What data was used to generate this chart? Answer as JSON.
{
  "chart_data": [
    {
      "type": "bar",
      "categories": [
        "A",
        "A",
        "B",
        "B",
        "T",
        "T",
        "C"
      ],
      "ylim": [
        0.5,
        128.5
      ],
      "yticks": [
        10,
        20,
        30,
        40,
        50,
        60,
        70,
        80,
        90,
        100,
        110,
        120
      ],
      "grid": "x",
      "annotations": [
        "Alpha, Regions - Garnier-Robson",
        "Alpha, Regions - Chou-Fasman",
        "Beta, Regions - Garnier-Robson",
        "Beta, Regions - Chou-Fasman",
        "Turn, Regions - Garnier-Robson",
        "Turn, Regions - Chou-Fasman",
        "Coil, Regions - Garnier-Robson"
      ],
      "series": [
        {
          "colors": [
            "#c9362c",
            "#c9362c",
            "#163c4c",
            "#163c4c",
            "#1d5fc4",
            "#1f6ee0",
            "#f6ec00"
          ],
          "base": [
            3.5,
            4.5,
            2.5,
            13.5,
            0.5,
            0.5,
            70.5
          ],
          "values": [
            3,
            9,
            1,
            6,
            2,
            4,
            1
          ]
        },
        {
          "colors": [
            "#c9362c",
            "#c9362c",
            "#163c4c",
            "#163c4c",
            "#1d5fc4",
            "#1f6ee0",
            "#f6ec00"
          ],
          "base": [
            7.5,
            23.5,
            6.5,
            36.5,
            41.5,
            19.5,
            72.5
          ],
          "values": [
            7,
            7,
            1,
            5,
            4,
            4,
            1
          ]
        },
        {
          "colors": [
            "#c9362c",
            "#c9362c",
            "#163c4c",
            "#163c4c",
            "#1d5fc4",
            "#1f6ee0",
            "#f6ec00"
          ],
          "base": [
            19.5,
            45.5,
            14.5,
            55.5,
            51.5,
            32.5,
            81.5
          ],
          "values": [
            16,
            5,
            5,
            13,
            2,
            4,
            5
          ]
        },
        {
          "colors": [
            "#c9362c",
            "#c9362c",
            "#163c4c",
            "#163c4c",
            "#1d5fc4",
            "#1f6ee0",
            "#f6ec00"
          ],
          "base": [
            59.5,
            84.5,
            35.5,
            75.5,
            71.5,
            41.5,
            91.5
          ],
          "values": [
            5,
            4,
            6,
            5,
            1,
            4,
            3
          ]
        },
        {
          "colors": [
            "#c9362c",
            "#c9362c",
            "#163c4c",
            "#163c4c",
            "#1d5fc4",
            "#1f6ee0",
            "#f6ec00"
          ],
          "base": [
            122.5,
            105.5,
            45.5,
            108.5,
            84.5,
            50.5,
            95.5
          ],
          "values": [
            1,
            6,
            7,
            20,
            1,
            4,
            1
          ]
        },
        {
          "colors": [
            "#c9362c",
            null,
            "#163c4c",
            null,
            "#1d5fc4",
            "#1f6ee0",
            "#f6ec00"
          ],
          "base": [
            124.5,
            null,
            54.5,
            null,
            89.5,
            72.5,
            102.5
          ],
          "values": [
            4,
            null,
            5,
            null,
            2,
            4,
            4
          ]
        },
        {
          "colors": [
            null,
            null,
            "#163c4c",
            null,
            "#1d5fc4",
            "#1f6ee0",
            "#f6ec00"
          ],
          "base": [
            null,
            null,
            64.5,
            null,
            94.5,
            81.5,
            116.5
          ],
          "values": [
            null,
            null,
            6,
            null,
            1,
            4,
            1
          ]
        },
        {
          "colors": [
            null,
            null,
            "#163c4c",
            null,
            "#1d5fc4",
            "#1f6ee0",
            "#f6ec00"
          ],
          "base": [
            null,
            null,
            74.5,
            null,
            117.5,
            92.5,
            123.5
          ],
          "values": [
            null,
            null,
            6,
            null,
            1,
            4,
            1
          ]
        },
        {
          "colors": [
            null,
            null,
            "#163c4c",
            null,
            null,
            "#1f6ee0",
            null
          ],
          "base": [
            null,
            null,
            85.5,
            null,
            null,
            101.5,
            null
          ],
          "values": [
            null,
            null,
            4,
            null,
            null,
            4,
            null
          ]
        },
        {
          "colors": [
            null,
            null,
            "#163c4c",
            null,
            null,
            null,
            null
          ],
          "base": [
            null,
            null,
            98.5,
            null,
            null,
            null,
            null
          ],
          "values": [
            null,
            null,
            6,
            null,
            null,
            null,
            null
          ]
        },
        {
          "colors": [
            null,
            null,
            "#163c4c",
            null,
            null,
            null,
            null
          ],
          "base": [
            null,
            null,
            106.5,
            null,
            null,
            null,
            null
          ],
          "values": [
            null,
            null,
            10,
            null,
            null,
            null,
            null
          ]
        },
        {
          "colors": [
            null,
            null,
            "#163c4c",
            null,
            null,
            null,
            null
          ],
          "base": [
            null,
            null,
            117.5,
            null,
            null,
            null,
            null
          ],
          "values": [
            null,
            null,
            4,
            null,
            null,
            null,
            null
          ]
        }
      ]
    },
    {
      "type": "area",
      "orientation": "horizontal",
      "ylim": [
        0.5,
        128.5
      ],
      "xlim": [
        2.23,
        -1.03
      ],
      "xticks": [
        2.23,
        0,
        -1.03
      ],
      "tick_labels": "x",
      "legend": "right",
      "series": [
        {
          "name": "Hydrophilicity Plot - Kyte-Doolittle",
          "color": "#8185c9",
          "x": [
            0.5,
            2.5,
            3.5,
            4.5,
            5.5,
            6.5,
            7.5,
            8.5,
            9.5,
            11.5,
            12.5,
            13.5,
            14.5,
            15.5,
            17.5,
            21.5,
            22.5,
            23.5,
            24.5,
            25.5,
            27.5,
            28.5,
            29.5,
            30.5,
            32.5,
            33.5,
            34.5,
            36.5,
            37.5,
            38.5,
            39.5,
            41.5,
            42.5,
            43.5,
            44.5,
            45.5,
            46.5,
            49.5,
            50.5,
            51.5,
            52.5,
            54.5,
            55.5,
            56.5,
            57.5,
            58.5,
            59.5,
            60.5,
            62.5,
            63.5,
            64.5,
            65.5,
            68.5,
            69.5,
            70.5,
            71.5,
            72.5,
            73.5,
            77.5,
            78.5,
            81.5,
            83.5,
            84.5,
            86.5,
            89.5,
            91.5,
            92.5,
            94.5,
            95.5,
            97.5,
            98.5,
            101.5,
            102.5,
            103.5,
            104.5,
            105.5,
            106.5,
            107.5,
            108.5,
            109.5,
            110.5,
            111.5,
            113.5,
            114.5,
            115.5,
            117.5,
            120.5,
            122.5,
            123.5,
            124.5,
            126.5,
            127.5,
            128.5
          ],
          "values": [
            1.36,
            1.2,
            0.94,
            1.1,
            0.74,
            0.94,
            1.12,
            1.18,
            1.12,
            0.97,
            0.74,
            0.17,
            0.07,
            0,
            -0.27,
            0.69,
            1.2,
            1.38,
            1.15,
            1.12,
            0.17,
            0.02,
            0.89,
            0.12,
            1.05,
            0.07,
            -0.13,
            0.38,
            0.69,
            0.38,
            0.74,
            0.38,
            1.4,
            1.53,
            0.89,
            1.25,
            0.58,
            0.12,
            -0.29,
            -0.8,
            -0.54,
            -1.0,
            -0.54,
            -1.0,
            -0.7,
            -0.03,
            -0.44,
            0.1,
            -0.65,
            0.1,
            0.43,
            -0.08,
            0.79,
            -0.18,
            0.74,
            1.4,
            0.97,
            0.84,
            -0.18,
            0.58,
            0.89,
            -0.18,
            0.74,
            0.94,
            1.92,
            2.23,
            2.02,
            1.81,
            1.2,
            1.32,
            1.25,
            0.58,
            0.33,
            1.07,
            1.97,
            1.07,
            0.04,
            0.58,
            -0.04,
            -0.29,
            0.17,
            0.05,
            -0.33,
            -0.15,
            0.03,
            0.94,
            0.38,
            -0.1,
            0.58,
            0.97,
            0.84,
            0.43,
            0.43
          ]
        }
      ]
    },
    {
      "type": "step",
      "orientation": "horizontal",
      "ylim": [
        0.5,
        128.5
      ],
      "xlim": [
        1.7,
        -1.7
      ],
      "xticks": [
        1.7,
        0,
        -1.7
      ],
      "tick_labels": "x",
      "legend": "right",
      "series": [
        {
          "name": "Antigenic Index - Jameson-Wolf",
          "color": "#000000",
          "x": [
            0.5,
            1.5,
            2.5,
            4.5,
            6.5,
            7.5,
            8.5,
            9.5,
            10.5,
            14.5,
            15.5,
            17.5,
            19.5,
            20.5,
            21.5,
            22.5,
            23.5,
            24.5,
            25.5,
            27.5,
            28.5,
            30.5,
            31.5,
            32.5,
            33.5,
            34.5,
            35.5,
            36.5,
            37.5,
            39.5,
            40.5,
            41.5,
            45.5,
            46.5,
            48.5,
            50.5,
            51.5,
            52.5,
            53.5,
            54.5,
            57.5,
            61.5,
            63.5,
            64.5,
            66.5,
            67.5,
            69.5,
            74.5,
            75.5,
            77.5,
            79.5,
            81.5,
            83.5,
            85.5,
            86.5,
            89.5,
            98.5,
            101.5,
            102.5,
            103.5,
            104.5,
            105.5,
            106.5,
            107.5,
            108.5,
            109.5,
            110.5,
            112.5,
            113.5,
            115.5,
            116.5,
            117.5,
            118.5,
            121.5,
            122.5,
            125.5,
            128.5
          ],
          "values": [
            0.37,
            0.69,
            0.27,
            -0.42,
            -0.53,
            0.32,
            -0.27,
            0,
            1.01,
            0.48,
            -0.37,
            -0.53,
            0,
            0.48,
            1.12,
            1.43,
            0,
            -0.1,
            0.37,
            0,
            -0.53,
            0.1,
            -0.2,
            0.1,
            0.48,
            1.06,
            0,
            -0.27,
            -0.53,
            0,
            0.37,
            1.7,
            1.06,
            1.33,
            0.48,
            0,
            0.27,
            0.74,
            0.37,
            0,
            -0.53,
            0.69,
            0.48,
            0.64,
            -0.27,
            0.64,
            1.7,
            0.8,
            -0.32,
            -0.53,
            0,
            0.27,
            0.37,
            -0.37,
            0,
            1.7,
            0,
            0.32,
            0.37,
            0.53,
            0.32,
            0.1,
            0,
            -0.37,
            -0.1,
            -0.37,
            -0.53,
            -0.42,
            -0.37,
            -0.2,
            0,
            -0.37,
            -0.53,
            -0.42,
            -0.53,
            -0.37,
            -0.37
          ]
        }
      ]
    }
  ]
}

------

Among the lines of the listing, how many hold the string "Chou"? Respond with only the number.

3